-- Start of Input material --

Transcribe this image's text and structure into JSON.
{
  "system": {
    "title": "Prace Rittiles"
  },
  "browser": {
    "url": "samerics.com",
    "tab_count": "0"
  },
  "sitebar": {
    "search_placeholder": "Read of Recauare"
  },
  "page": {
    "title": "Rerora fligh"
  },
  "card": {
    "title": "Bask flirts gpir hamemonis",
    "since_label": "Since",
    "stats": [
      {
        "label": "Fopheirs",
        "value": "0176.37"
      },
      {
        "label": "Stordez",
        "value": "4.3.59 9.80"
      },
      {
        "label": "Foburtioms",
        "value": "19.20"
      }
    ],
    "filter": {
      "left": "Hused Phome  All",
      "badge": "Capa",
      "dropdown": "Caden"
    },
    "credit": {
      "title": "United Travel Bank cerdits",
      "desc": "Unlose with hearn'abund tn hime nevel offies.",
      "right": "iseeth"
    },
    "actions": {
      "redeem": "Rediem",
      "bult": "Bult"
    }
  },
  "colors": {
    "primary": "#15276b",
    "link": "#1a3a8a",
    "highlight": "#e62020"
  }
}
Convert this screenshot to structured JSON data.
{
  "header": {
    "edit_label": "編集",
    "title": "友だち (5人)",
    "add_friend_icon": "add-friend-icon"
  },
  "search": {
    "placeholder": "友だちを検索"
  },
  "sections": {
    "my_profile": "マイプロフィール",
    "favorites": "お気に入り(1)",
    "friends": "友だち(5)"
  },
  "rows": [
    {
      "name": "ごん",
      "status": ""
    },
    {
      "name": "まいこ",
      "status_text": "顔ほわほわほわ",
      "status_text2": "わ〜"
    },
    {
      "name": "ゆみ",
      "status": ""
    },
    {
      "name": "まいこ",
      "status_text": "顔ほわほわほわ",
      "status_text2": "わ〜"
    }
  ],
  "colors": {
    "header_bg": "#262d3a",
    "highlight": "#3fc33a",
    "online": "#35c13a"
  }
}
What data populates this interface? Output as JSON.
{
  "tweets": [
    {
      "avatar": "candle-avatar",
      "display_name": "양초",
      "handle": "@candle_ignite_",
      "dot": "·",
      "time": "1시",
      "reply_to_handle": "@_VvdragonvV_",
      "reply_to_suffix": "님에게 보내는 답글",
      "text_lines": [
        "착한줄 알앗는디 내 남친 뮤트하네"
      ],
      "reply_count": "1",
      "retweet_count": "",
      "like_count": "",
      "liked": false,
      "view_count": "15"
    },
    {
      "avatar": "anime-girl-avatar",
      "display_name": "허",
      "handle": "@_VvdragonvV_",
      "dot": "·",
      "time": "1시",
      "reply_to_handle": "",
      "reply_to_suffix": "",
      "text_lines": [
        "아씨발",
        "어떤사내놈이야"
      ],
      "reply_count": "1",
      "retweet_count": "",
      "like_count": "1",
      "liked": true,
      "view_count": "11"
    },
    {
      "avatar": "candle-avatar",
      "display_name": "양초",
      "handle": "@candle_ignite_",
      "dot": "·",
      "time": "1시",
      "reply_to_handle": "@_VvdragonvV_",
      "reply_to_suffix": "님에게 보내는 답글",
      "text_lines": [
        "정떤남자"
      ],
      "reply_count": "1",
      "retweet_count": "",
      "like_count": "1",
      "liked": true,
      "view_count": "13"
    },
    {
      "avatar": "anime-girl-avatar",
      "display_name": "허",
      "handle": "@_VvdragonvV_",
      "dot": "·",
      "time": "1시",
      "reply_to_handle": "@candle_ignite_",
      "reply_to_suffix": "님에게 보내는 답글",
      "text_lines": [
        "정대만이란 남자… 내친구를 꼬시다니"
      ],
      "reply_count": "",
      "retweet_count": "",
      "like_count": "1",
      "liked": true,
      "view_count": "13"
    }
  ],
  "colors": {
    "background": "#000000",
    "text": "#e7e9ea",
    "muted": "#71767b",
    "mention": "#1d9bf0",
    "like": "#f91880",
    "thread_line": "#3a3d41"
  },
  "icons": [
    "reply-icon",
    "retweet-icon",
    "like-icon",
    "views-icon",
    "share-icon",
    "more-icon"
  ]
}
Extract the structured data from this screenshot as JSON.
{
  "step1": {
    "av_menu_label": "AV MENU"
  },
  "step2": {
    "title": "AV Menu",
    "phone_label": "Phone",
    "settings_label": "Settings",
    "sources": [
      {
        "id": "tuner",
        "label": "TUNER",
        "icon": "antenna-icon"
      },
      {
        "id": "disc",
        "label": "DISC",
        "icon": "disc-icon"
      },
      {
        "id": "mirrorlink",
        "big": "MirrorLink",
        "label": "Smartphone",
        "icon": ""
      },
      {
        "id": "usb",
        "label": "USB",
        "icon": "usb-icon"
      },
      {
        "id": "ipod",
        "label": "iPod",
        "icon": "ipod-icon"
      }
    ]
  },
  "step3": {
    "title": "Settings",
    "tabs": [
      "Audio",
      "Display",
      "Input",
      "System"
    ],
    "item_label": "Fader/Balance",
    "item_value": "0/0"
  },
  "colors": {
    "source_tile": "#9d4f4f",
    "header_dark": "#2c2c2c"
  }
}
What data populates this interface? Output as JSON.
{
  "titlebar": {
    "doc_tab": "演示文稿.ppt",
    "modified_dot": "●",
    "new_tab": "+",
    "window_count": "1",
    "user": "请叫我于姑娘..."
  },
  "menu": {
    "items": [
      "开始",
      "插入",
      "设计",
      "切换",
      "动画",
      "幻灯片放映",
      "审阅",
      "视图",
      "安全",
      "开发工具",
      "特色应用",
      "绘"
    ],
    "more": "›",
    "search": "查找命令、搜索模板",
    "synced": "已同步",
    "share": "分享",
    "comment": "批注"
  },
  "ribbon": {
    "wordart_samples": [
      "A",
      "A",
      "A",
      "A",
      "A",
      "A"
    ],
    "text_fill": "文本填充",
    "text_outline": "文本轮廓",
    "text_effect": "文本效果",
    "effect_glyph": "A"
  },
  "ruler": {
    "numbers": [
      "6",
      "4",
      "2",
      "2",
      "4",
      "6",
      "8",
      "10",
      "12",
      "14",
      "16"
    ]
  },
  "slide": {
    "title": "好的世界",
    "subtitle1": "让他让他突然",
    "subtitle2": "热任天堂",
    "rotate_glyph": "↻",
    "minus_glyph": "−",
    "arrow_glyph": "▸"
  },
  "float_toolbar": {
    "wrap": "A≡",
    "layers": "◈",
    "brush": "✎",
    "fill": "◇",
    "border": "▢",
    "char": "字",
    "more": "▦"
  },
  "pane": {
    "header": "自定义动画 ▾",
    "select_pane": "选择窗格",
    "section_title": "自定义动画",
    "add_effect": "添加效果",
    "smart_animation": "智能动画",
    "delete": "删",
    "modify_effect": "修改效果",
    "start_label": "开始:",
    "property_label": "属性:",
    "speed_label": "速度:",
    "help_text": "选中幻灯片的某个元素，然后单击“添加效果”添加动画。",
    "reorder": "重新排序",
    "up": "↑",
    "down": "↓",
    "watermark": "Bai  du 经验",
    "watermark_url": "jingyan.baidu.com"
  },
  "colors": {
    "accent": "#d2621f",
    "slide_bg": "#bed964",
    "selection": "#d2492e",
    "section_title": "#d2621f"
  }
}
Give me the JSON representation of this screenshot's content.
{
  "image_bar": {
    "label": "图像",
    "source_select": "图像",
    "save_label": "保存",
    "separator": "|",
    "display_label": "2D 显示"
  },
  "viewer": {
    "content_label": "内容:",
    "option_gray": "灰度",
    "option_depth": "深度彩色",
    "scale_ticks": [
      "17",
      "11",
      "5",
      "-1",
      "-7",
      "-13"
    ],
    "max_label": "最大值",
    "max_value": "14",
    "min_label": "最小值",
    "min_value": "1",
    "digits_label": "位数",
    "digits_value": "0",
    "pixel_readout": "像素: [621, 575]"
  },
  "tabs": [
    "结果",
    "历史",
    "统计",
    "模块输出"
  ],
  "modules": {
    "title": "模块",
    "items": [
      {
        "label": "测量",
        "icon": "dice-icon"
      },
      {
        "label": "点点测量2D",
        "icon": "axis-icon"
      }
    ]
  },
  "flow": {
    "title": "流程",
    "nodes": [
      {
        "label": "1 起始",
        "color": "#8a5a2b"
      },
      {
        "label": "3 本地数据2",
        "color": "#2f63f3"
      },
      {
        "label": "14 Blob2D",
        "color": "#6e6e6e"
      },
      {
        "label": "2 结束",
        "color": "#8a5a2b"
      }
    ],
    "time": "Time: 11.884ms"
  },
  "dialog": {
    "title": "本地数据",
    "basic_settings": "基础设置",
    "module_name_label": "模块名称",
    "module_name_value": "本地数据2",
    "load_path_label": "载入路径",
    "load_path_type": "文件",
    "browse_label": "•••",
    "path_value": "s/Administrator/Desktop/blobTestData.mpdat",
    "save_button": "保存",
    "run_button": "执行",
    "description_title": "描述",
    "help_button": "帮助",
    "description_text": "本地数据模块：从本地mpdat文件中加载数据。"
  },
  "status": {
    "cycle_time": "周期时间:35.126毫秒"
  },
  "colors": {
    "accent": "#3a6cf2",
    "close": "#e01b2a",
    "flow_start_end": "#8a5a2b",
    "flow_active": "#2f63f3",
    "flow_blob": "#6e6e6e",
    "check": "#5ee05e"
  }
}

-- End of Input material --

**Task directions:**
Copy each line of the records containing the string "screenshot".

**Finished answer:**
Convert this screenshot to structured JSON data.
Extract the structured data from this screenshot as JSON.
Give me the JSON representation of this screenshot's content.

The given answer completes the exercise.